### EXERCISES TO COMPLETE
1/ In the hearing excerpt, what is the date of the Solicitor's opinion that Attorney General Botelho referred to?
2/ Decide whether each statement agrees with the hearing excerpt, answering yes or no and quoting the deciding words. (a) The "reasonable opportunity" amendments to ANILCA enacted in 1997 took effect in 1998. (b) Attorney General Botelho said "reasonable opportunity" had been applied only to subsistence. (c) Representative Green asked about keeping the words "sound resource management" in line 15.

ATTORNEY GENERAL BOTELHO answered, probably both. He referred to
the Solicitor's opinion dated September 23, 1999. Although the
Solicitor's opinion refers to an earlier amendment, it is directed
at "reasonable opportunity." He read the following portion of the
Solicitor's opinion:
The amendment also adopts the "reasonable opportunity"
approach to providing the subsistence priority which was
previously contained in amendments to ANILCA enacted by
Congress in 1997, but which expired in 1998 without ever
taking effect because the state legislature did not
approve a constitutional amendment as the Act containing
the amendments required. By focusing on criteria like
these, which are not in the federal law, the proposal
risks creating new conflicts with ANILCA.
ATTORNEY GENERAL BOTELHO noted that his first concern is that this
has been highlighted by the Solicitor as problematic. Second, the
committee is now adding a requirement in which the Board of
Fisheries and the Board of Game are required to make determinations
between commercial, sport, and personal use. He pointed out that
"reasonable opportunity" has been directed exclusively at
subsistence and has never been applied in the context of
commercial, sport or personal use. He was also not clear as to
whether the intent "is to say if 'reasonable opportunity' isn't
available in one or more of these other categories, then the
preference kicks in at which point only 'reasonable opportunity' is
triggered." The concept to be achieved is not clear; and
furthermore, "reasonable opportunity" becomes a problem for the
Secretary of Interior. Attorney General Botelho suspected
"reasonable opportunity" may mean something different in line 11
than it might in lines 15-16.
REPRESENTATIVE GREEN recalled that Attorney General Botelho said
that "sound resource management" on line 15 is covered in other
parts and thus would not be necessary here. Early there was
testimony that perhaps, that language did not hurt and may be
helpful. Representative Green asked if there is any problem
leaving the language "sound resource management" in line 15, even
though it is covered in another part of the constitution.

### INFORMATION
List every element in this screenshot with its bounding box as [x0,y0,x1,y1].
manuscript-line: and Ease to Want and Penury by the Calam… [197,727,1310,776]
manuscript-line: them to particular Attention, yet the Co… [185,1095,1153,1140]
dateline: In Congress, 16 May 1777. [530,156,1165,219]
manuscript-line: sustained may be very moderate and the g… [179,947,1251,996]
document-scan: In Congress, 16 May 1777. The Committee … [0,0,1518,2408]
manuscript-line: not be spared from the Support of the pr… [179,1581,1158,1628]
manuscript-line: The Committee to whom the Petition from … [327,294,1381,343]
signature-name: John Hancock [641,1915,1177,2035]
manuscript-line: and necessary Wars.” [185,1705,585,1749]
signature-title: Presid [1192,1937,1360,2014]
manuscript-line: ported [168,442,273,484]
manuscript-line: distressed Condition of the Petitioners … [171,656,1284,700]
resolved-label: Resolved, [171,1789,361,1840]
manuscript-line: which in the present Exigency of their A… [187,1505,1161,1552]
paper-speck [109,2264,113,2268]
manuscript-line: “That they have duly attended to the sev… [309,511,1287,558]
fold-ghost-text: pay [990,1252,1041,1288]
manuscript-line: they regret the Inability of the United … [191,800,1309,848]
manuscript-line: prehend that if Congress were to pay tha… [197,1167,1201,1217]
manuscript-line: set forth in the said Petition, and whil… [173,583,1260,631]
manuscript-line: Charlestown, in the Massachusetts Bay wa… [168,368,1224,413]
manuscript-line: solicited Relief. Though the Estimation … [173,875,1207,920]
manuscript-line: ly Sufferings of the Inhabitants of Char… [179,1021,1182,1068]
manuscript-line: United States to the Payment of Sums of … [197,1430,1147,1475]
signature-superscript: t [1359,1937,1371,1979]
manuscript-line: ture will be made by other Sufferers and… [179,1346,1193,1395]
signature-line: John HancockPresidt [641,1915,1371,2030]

### REPLIES
1/ September 23, 1999.

2/
(a) No: "expired in 1998 without ever taking effect"
(b) Yes: "has been directed exclusively at subsistence and has never been applied in the context of commercial, sport or personal use"
(c) Yes: "asked if there is any problem leaving the language "sound resource management" in line 15"